Text segment: Begin
That makes DESY not only a magnet for more than 3000 guest researchers from over 40 countries every year, but also a coveted partner for national and international cooperations. Committed young researchers find an exciting interdisciplinary setting at DESY. The research centre offers specialized training for a large number of professions. DESY cooperates with industry and business to promote new technologies that will benefit society and encourage innovations. This also benefits the metropolitan regions of the two DESY locations, Hamburg and Zeuthen near Berlin.
Text segment: End
### Task description:
Reproduce the DESY passage from "That makes DESY" up to and including "Zeuthen near Berlin.", word for word.
Supplied records: Begin
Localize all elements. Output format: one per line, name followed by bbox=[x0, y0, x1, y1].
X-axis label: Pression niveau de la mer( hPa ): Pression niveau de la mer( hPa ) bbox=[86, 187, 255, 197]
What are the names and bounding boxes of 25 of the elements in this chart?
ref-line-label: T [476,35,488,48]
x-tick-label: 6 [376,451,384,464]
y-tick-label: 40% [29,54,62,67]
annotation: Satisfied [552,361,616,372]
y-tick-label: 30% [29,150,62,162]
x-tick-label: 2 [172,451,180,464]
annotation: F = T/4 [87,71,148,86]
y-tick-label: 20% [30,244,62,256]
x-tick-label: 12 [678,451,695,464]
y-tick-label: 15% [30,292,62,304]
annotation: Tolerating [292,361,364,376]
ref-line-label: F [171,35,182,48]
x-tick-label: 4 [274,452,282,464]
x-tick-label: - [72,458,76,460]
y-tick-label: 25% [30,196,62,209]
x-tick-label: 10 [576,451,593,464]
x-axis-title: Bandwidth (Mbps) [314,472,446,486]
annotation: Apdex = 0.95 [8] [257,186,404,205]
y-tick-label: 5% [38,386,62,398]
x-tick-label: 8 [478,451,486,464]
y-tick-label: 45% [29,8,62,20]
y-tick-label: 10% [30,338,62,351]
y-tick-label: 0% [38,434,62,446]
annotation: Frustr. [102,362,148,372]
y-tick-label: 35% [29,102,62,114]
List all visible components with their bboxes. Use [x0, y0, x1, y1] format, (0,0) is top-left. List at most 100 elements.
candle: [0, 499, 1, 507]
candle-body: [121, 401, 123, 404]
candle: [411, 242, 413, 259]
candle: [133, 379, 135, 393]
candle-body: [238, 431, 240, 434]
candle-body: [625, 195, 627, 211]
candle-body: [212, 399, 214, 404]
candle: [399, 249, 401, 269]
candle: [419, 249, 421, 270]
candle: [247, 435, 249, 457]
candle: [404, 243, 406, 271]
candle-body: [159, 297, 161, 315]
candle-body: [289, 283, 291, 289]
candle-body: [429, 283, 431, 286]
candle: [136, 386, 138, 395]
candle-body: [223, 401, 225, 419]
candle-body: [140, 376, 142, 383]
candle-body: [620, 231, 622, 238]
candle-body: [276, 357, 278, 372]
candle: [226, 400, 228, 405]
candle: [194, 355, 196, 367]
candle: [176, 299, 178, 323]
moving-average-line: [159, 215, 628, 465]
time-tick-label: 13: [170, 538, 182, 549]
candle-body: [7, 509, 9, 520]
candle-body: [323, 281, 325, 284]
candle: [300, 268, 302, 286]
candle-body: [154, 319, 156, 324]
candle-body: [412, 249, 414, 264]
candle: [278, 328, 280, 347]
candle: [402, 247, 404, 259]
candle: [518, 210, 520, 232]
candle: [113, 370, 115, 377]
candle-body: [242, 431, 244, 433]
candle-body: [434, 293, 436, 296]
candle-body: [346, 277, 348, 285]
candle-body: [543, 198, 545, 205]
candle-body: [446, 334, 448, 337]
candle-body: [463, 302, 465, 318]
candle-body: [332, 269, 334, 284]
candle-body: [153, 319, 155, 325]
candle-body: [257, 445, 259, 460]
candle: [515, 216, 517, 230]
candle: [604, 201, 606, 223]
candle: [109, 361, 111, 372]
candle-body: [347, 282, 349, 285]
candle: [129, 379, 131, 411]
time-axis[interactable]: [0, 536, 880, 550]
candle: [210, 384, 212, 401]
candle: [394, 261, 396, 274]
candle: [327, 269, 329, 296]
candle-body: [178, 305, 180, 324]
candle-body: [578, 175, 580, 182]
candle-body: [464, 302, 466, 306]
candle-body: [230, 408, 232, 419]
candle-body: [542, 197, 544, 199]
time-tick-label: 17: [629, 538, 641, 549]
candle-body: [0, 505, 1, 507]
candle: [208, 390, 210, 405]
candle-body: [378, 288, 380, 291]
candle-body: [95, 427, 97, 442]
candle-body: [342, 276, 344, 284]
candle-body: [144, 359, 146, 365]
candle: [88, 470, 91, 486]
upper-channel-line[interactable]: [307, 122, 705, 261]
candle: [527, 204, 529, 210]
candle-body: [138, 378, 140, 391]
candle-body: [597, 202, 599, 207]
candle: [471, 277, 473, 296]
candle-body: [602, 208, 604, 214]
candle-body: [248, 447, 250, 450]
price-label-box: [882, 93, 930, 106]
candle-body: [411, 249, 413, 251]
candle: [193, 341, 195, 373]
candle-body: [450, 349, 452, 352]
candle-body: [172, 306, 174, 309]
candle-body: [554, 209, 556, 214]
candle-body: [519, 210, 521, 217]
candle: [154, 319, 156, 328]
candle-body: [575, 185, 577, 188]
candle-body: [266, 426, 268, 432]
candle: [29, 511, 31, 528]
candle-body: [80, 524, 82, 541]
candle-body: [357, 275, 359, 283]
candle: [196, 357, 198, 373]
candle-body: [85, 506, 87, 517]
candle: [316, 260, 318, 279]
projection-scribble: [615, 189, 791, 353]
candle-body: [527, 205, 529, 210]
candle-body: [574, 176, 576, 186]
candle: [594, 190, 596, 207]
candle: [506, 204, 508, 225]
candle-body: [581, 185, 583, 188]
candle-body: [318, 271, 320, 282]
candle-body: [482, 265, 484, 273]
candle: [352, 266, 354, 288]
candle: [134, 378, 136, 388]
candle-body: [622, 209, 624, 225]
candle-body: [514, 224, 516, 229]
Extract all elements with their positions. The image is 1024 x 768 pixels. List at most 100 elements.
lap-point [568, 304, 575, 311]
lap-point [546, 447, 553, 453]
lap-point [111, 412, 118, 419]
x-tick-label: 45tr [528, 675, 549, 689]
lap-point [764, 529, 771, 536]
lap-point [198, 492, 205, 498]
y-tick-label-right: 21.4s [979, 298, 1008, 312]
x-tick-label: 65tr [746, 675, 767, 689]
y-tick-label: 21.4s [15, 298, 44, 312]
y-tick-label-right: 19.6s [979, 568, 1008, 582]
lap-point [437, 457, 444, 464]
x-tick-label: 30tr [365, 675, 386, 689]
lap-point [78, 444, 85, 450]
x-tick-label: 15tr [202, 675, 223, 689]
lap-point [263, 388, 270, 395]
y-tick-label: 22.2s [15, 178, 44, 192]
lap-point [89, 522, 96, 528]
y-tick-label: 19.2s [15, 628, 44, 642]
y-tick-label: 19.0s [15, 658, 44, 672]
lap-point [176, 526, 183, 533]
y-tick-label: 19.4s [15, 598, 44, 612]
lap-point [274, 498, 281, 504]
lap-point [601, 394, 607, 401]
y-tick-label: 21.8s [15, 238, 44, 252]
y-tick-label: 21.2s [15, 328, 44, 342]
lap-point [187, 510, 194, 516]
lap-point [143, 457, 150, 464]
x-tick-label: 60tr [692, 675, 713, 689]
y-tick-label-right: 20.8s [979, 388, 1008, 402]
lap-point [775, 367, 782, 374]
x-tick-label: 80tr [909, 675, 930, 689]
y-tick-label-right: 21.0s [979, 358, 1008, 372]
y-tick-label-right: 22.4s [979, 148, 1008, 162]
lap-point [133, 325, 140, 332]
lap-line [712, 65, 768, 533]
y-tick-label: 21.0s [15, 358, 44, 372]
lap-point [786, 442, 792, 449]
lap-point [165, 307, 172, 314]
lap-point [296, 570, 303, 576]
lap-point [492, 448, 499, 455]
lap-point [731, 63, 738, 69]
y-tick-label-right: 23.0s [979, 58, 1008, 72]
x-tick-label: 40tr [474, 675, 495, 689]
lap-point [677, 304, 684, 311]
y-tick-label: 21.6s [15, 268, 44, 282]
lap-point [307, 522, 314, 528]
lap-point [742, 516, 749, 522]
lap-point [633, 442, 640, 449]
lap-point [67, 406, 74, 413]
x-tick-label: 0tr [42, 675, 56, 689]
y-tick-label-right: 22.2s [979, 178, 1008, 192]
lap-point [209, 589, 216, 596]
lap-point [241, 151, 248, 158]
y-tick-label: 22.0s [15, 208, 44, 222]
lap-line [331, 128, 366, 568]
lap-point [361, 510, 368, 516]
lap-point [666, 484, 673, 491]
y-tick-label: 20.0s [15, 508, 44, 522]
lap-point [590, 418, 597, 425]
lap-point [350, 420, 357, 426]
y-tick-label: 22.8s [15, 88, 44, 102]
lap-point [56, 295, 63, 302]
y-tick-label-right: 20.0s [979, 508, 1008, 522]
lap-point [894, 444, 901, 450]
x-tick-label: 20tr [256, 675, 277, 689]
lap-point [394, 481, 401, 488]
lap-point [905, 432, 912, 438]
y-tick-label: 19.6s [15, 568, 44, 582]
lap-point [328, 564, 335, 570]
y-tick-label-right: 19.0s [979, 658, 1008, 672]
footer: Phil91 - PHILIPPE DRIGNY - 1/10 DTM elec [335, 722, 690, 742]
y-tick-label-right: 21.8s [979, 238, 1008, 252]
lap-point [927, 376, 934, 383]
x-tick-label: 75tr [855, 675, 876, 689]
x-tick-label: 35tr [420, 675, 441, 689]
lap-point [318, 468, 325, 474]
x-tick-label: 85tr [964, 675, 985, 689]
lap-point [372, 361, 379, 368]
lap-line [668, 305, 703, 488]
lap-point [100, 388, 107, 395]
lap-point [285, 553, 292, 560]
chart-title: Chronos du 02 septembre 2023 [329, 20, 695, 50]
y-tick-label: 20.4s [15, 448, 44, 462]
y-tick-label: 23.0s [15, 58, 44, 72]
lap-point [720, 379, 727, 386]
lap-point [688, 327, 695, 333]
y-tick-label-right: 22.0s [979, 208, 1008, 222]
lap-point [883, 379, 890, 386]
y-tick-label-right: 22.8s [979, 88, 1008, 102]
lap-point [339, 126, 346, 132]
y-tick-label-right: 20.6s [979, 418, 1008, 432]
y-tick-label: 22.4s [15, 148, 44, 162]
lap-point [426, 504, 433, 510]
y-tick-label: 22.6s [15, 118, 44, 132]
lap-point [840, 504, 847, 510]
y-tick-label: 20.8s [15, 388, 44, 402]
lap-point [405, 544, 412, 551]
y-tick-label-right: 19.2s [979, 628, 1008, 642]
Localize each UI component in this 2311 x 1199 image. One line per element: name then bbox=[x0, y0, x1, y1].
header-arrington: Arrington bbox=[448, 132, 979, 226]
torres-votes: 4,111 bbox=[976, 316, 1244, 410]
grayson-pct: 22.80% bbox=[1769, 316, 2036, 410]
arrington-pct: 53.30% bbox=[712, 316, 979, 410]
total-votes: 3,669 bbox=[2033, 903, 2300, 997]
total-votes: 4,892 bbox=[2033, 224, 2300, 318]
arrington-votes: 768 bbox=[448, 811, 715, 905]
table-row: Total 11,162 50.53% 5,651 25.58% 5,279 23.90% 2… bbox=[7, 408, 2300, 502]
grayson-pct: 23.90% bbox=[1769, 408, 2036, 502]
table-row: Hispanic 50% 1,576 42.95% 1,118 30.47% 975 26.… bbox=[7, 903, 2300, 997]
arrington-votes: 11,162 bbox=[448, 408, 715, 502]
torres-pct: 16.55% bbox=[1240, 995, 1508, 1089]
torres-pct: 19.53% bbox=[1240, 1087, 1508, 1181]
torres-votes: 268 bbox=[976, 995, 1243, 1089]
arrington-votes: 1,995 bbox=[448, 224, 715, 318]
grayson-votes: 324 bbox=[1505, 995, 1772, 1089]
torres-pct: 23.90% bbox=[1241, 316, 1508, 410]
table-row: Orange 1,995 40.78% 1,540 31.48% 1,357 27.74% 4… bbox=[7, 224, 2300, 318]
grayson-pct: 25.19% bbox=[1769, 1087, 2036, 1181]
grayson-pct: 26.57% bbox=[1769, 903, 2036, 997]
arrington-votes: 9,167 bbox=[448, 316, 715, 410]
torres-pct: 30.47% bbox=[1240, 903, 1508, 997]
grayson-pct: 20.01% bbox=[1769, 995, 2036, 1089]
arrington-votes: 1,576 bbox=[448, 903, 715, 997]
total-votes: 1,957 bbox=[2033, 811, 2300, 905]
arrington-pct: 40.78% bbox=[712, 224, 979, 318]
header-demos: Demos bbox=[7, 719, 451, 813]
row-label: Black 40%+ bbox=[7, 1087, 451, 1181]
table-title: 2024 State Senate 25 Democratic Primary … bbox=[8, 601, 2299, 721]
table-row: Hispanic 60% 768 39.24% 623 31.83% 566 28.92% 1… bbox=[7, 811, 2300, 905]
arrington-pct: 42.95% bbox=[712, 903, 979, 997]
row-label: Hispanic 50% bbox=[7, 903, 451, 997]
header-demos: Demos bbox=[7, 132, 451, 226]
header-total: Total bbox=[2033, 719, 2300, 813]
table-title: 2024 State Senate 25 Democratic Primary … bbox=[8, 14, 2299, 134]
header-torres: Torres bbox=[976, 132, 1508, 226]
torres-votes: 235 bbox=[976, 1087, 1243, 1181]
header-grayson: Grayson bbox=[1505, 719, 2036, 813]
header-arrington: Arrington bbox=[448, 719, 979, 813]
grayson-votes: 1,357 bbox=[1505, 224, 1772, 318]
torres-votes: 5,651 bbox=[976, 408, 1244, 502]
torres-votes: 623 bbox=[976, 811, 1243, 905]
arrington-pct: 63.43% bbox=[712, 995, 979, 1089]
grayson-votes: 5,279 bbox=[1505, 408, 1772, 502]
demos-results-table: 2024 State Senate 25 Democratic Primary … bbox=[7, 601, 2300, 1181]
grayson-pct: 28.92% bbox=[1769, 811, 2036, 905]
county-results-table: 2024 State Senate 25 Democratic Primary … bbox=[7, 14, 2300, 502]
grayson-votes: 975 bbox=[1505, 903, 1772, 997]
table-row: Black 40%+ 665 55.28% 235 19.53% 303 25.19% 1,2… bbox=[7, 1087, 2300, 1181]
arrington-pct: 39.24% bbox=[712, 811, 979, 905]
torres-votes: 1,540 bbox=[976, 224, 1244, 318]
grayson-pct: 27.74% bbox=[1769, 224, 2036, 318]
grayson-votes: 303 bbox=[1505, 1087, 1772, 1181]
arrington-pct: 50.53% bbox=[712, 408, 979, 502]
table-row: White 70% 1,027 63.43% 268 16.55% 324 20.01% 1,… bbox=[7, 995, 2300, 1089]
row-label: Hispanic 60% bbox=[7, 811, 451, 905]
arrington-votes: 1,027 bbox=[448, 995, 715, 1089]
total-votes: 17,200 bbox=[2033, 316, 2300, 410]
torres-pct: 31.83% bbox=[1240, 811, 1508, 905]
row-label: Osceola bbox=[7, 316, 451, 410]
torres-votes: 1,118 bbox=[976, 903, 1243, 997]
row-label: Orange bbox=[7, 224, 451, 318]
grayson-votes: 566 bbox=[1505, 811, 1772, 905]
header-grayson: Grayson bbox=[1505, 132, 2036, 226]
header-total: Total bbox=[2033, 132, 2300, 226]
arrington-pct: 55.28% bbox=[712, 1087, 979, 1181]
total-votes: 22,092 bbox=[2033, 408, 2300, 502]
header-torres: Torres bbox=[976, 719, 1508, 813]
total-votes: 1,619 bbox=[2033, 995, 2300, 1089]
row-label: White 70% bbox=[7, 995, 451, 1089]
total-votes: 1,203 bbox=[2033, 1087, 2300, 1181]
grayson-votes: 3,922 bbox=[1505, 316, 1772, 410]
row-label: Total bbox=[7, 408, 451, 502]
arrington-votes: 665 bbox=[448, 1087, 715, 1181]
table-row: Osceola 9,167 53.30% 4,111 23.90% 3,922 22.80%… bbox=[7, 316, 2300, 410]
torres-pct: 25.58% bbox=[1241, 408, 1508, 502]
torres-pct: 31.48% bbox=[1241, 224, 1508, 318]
Supplied records: End
### Response to the task:
That makes DESY not only a magnet for more than 3000 guest researchers from over 40 countries every year, but also a coveted partner for national and international cooperations. Committed young researchers find an exciting interdisciplinary setting at DESY. The research centre offers specialized training for a large number of professions. DESY cooperates with industry and business to promote new technologies that will benefit society and encourage innovations. This also benefits the metropolitan regions of the two DESY locations, Hamburg and Zeuthen near Berlin.